> _Dataset rows_:
========================================
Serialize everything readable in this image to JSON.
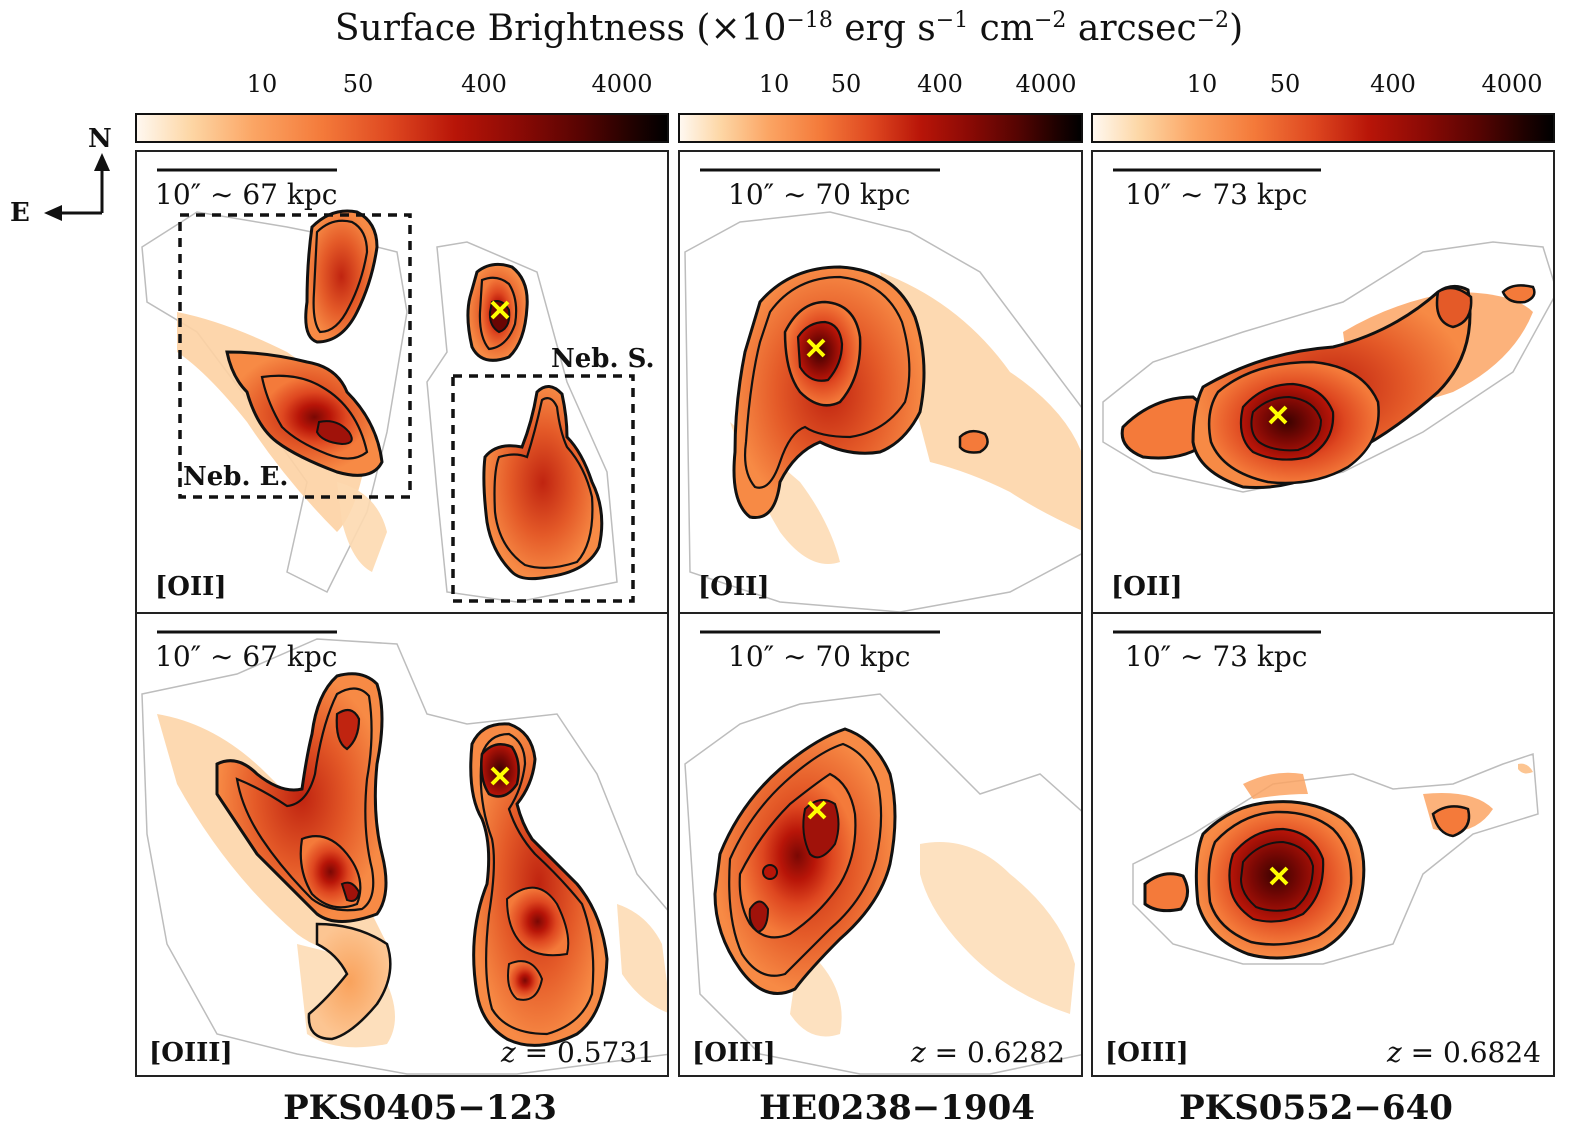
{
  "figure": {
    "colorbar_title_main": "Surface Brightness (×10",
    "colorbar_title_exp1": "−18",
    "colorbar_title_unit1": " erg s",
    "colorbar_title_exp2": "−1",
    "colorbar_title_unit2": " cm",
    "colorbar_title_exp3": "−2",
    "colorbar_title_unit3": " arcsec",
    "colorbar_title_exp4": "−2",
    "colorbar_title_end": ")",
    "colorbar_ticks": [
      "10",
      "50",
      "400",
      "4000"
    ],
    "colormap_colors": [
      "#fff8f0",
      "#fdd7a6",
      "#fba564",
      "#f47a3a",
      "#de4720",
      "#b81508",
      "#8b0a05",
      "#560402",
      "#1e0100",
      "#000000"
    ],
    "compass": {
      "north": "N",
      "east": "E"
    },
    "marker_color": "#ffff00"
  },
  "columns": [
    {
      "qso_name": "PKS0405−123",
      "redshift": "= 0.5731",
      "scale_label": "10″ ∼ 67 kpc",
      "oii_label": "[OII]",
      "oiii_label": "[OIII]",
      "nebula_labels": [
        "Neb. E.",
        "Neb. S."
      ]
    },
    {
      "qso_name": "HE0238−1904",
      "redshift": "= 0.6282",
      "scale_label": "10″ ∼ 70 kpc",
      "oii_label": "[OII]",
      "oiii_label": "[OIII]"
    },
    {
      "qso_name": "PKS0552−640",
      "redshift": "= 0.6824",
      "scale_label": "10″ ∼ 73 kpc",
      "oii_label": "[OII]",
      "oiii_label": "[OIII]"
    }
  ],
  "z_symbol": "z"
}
========================================
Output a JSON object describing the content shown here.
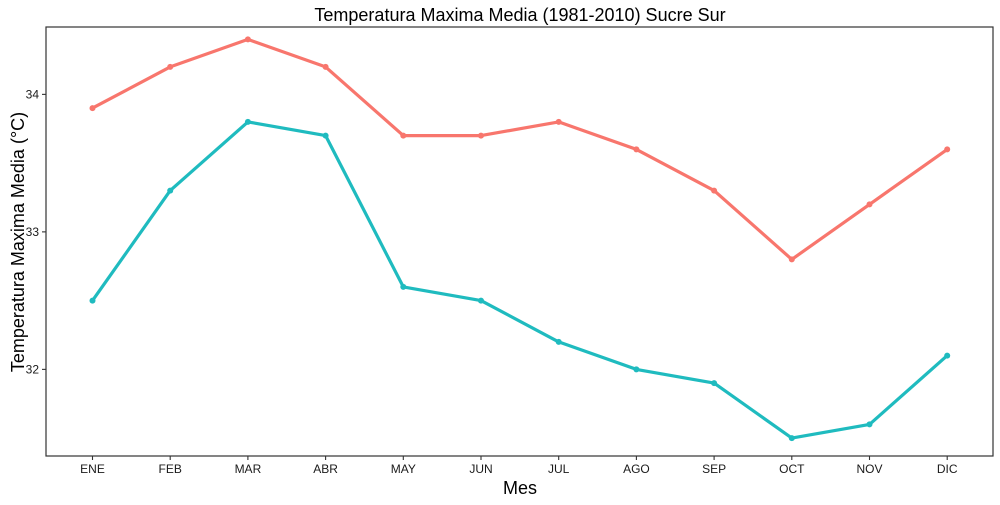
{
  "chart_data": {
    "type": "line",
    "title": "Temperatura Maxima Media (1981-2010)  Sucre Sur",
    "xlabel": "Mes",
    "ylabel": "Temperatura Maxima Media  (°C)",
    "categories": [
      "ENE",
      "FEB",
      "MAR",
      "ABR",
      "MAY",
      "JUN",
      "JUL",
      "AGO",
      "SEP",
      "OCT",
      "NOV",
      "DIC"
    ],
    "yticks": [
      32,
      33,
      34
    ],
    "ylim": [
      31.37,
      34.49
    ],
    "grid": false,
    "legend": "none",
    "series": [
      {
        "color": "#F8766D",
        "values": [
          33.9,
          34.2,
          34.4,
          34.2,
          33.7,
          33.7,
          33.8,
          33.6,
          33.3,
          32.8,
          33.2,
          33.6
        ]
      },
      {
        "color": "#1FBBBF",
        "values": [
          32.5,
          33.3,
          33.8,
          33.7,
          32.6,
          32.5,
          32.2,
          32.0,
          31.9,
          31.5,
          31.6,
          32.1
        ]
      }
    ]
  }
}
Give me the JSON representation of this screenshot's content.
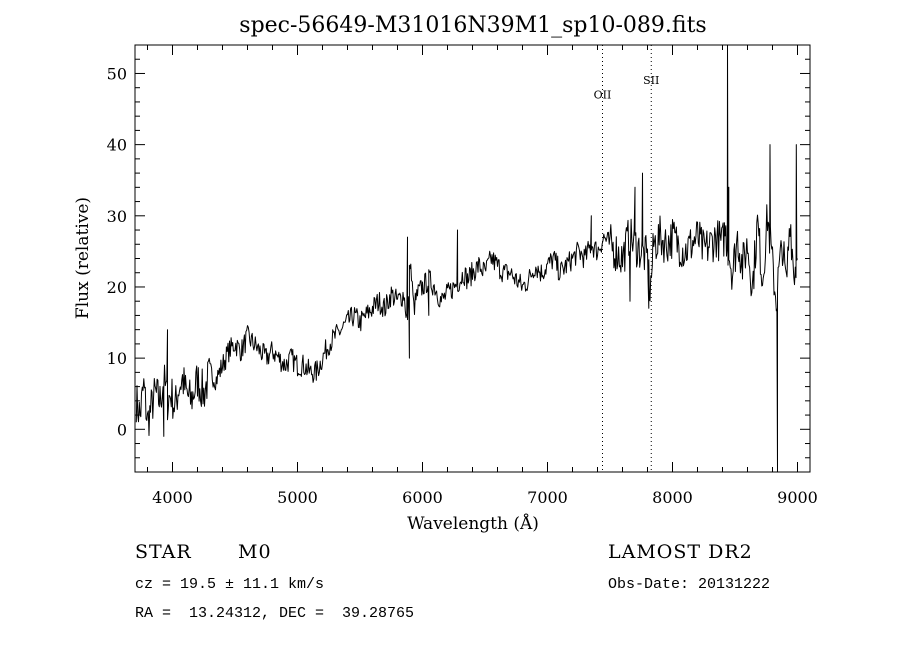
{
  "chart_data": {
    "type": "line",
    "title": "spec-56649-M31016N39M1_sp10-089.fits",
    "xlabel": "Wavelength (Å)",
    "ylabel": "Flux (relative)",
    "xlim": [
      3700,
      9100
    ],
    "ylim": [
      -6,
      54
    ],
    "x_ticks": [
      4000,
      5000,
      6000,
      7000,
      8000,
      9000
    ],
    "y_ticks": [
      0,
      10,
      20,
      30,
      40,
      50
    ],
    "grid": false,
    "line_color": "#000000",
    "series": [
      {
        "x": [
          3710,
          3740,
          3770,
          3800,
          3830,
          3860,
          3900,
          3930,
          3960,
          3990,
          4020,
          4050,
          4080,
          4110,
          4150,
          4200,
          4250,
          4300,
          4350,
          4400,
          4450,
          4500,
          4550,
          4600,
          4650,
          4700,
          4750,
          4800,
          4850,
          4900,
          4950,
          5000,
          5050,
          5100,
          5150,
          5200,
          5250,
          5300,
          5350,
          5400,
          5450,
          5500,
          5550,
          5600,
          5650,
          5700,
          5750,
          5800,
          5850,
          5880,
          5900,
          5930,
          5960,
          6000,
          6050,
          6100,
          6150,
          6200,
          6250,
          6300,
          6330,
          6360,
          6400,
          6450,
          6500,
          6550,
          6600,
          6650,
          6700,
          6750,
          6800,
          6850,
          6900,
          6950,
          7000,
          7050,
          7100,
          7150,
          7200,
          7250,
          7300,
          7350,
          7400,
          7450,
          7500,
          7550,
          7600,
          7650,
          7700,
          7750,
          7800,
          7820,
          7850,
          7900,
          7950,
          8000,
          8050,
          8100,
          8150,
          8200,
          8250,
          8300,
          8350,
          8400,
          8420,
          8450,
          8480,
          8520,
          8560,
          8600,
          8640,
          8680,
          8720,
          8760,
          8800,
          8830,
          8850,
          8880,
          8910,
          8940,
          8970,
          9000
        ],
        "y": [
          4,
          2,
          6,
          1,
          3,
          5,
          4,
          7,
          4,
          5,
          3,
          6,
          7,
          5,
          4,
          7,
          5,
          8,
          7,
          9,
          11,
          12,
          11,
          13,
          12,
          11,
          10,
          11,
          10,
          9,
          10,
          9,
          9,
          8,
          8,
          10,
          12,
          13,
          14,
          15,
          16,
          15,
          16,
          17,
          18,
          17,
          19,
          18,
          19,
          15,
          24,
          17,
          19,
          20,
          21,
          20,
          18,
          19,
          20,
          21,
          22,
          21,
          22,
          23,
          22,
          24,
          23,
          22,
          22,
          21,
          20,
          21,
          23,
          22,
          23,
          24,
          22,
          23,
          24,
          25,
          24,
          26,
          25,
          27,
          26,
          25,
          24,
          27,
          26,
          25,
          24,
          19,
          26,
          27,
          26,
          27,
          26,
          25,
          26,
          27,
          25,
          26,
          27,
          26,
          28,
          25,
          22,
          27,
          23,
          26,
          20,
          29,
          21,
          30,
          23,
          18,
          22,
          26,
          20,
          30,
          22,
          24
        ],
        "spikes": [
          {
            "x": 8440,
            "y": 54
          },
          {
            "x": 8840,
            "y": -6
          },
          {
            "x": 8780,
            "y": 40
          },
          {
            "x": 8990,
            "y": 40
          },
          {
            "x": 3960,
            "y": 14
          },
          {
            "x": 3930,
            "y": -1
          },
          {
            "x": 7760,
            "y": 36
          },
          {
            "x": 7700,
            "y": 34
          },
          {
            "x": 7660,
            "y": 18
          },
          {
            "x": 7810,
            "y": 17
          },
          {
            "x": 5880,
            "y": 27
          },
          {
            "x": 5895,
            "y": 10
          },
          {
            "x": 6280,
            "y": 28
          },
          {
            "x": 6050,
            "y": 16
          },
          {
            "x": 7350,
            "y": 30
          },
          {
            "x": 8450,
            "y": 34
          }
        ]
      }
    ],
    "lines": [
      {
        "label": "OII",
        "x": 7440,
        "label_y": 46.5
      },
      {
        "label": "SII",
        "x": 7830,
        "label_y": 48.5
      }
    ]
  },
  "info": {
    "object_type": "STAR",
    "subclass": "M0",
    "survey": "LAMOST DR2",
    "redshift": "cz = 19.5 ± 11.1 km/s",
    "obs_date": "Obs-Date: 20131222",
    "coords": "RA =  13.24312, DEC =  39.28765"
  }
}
========================================
> _What to work on_: Find the word "JSON" in the data and show each line that holds it.

> _Worked solution_:
Serialize everything readable in this image to JSON.
Output a JSON object describing the content shown here.
Give me the JSON representation of this screenshot's content.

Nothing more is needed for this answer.